[Data extracted from a collection]
◆ ◆ ◆ ◆ ◆ ◆ ◆

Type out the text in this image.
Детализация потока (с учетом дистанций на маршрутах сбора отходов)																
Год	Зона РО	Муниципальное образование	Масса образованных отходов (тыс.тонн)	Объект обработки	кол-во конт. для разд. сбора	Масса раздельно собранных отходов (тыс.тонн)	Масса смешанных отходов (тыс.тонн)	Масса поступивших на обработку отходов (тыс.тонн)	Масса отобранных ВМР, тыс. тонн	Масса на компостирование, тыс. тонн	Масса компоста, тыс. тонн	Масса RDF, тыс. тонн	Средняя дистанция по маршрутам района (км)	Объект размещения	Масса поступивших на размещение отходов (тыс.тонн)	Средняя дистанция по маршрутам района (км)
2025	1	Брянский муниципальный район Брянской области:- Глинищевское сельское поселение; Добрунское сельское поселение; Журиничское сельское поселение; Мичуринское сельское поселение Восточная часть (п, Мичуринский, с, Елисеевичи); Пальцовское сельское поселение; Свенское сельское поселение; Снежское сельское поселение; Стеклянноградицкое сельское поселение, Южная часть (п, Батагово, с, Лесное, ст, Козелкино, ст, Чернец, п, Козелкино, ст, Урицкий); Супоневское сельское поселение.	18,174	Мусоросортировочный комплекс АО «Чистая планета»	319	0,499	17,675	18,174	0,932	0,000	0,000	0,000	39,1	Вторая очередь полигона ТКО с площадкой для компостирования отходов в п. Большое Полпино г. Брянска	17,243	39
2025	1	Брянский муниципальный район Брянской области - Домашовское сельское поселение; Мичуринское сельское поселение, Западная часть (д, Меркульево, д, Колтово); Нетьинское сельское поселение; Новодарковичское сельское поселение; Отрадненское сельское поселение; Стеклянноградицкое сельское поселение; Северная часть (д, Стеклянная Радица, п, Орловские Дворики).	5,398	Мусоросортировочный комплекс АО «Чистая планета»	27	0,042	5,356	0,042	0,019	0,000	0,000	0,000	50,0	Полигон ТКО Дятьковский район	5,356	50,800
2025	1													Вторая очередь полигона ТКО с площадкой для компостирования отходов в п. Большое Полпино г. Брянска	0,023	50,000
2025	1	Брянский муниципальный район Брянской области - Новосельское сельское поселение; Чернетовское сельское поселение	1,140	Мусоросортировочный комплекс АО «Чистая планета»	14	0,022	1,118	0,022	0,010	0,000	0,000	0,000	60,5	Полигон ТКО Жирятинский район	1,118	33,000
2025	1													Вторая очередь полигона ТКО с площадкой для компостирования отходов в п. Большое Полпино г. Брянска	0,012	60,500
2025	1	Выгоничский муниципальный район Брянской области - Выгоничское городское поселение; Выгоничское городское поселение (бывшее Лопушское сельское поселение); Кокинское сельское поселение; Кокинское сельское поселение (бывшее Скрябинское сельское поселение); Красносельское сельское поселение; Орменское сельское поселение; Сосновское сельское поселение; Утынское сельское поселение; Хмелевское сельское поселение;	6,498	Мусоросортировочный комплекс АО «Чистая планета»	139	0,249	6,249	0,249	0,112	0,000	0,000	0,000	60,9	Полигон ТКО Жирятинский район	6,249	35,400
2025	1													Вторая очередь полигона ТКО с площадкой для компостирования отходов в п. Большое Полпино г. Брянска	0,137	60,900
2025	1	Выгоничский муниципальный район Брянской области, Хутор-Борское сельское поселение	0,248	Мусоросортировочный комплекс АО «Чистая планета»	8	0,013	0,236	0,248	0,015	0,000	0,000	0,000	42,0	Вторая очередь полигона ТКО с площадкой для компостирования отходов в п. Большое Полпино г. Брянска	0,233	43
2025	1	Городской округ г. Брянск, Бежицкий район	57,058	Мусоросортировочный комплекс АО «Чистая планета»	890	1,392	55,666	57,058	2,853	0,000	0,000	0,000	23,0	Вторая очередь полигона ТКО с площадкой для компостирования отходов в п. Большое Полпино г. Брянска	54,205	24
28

◆ ◆ ◆ ◆ ◆ ◆ ◆

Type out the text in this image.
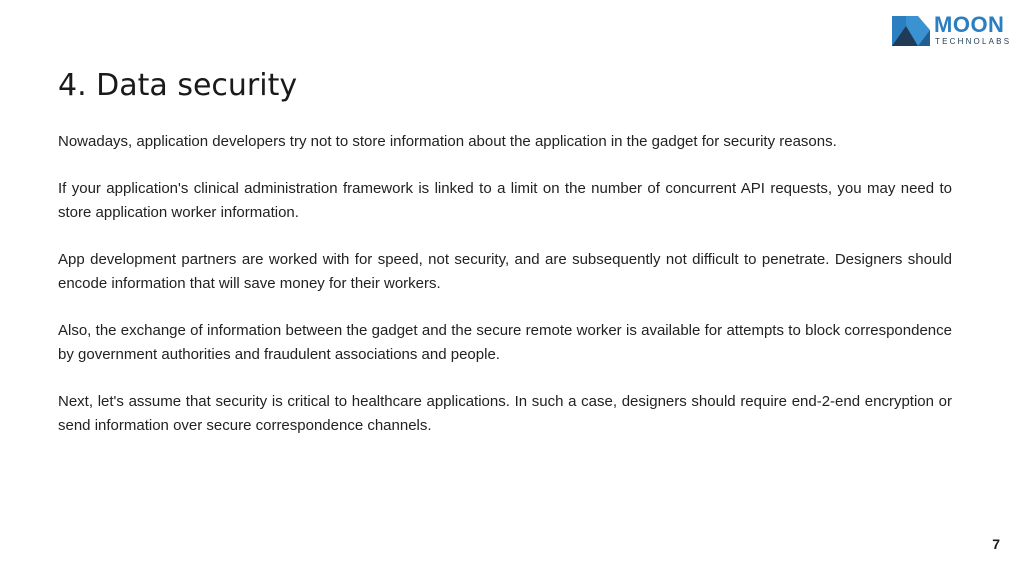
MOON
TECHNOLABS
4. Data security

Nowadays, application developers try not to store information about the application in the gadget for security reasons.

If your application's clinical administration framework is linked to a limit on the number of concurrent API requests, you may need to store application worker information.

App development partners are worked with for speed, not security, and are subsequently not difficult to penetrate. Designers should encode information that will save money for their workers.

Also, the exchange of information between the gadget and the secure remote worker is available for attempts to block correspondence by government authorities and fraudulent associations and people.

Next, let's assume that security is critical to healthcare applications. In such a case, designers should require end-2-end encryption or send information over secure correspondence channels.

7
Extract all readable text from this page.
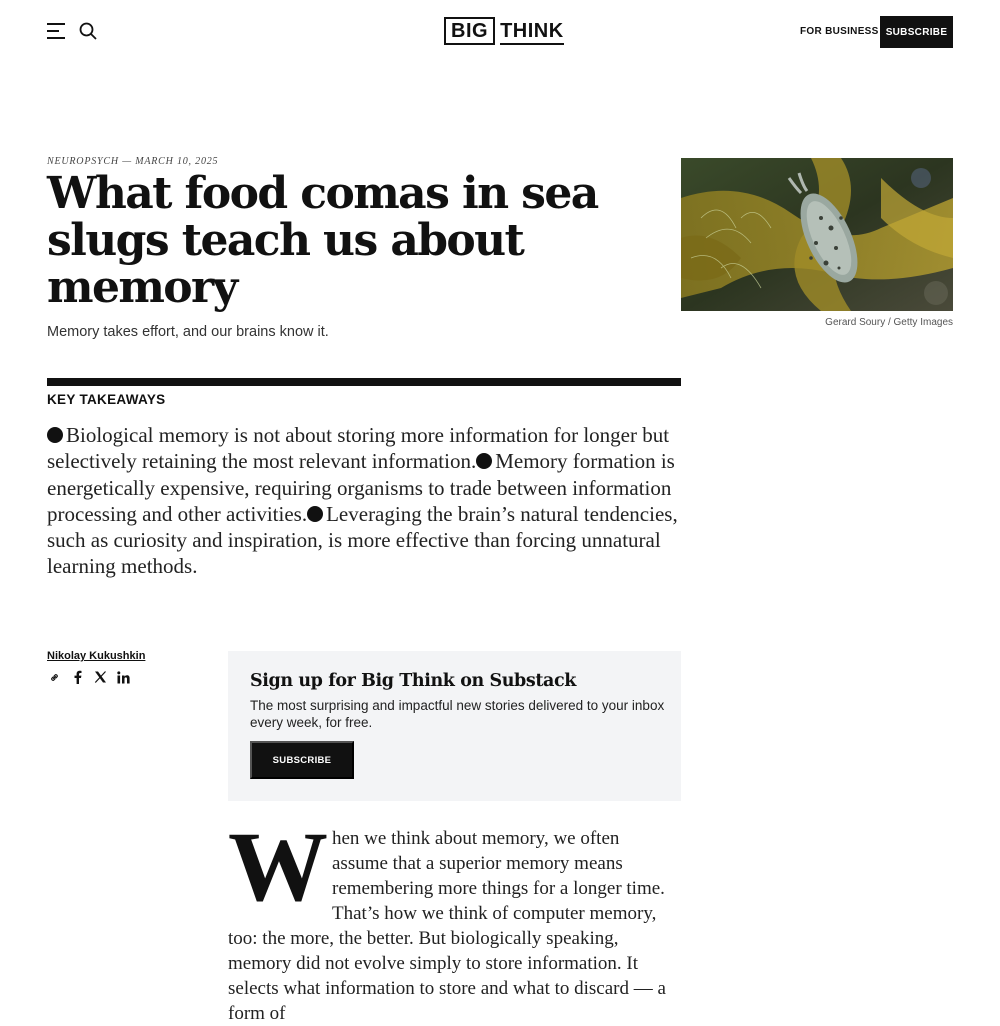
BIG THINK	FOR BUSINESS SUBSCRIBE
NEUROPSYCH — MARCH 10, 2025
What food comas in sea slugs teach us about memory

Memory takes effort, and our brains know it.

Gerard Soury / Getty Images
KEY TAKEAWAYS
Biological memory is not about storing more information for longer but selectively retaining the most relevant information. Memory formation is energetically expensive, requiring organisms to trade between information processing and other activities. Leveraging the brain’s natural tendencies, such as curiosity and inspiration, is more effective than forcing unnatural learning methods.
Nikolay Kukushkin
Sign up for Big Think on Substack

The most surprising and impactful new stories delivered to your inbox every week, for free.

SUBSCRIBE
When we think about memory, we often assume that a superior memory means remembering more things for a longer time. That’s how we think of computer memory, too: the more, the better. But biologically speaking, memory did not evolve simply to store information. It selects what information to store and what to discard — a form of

◆ ◆ ◆ ◆ ◆ ◆ ◆

[To be done]: Identify the lines that contain the string "your", and copy every one of them.

[Correct answer]:
If your application's clinical administration framework is linked to a limit on the number of concurrent API requests, you may need to store application worker information.
The most surprising and impactful new stories delivered to your inbox every week, for free.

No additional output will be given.